REQUEST 1: In the patent excerpt, what does FIG. 6 show?
REQUEST 2: From the patent excerpt, copy the part that opens with "[0022] The embodiments" and closes with "scope of the invention.", switching "obscure" to "complicate".

DOCUMENT EXTRACT:
↓↓↓
BRIEF DESCRIPTION OF THE DRAWINGS

[0016] The embodiments of the invention will be better understood from the following detailed description with reference to the drawings, in which:

[0017] FIG. 1 is a schematic diagram illustrating a query system;

[0018] FIG. 2 is a schematic diagram illustrating another query scheme;

[0019] FIG. 3 is a schematic flow diagram illustrating an embodiment of the method of the invention;

[0020] FIG. 4 is a schematic diagram illustrating an embodiment of the query system of the invention;

[0021] FIG. 5 is a schematic diagram of an exemplary data repository of FIG. 4, and FIG. 6 is a schematic diagram of an exemplary bipartite graph.

DETAILED DESCRIPTION OF PREFERRED EMBODIMENTS OF THE INVENTION

[0022] The embodiments of the invention and the various features and advantageous details thereof are explained more fully with reference to the non-limiting embodiments that are illustrated in the accompanying drawings and detailed in the following description. It should be noted that the features illustrated in the drawings are not necessarily drawn to scale. Descriptions of well-known components and processing techniques are omitted so as to not unnecessarily obscure the embodiments of the invention. The examples used herein are intended merely to facilitate an understanding of ways in which the embodiments of the invention may be practiced and to further enable those of skill in the art to practice the embodiments of the invention. Accordingly, the examples should not be construed as limiting the scope of the invention.
↑↑↑
SUPPLIED DATA:
↓↓↓
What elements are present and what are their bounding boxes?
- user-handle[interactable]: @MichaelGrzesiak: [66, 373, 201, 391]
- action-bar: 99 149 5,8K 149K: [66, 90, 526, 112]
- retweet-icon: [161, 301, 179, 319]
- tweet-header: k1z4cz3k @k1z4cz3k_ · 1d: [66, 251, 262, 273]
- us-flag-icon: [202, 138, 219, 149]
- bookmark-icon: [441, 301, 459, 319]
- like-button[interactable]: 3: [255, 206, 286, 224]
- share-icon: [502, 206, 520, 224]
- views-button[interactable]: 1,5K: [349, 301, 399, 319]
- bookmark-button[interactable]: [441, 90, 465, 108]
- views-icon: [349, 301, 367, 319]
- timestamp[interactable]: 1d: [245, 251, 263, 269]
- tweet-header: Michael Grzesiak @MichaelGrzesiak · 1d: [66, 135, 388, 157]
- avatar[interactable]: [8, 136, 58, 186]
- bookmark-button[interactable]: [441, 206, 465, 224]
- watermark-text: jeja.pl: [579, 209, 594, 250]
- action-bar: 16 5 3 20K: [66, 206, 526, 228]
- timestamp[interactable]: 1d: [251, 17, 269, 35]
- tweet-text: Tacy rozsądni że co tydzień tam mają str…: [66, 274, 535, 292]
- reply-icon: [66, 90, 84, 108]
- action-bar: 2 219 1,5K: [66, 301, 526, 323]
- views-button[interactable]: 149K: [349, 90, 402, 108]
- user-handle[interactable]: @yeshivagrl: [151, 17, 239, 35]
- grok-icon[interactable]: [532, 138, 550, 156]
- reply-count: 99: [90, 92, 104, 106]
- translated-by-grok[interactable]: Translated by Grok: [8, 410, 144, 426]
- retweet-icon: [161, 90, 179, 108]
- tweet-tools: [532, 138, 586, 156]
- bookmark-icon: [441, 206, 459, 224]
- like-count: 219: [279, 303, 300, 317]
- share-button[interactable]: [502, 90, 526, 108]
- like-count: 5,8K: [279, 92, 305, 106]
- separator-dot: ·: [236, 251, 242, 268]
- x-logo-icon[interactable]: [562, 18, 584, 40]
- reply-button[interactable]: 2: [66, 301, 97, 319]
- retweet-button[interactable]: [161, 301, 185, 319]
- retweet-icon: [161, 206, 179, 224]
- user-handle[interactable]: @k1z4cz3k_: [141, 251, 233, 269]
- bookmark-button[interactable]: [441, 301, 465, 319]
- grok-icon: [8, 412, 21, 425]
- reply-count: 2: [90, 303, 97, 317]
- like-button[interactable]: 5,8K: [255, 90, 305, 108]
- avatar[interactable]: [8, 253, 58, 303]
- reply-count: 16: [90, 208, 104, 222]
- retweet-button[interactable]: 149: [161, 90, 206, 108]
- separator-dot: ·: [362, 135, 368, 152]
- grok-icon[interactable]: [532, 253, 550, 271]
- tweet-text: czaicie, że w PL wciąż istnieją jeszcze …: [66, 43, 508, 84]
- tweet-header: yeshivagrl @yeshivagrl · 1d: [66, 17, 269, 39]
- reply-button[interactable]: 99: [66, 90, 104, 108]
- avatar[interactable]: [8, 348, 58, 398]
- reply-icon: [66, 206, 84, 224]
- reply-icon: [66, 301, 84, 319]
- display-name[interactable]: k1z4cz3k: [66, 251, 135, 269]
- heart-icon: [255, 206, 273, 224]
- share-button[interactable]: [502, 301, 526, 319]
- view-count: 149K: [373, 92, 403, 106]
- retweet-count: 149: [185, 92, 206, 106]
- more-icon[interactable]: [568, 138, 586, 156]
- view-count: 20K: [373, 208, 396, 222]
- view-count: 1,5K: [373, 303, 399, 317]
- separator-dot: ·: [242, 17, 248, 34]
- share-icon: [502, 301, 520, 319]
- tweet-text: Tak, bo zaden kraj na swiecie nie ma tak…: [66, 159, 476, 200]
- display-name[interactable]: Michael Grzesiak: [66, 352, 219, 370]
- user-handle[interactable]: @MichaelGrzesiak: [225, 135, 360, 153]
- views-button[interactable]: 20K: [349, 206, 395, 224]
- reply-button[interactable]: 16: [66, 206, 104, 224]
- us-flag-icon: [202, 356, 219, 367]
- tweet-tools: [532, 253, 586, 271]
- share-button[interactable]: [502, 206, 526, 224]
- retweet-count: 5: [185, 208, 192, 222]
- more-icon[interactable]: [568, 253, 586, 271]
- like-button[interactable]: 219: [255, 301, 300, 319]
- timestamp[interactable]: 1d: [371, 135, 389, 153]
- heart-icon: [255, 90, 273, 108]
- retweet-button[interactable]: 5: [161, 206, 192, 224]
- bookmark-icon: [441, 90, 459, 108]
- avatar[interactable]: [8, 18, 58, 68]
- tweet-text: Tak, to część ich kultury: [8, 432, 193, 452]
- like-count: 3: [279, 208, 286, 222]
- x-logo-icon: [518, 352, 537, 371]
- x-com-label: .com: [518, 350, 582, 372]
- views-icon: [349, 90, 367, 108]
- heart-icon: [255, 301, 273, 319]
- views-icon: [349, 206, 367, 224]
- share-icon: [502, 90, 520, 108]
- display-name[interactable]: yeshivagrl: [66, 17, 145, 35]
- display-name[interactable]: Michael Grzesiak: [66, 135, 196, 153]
↑↑↑
FINISHED ANSWER 1: A schematic diagram of an exemplary bipartite graph.

FINISHED ANSWER 2:
[0022] The embodiments of the invention and the various features and advantageous details thereof are explained more fully with reference to the non-limiting embodiments that are illustrated in the accompanying drawings and detailed in the following description. It should be noted that the features illustrated in the drawings are not necessarily drawn to scale. Descriptions of well-known components and processing techniques are omitted so as to not unnecessarily complicate the embodiments of the invention. The examples used herein are intended merely to facilitate an understanding of ways in which the embodiments of the invention may be practiced and to further enable those of skill in the art to practice the embodiments of the invention. Accordingly, the examples should not be construed as limiting the scope of the invention.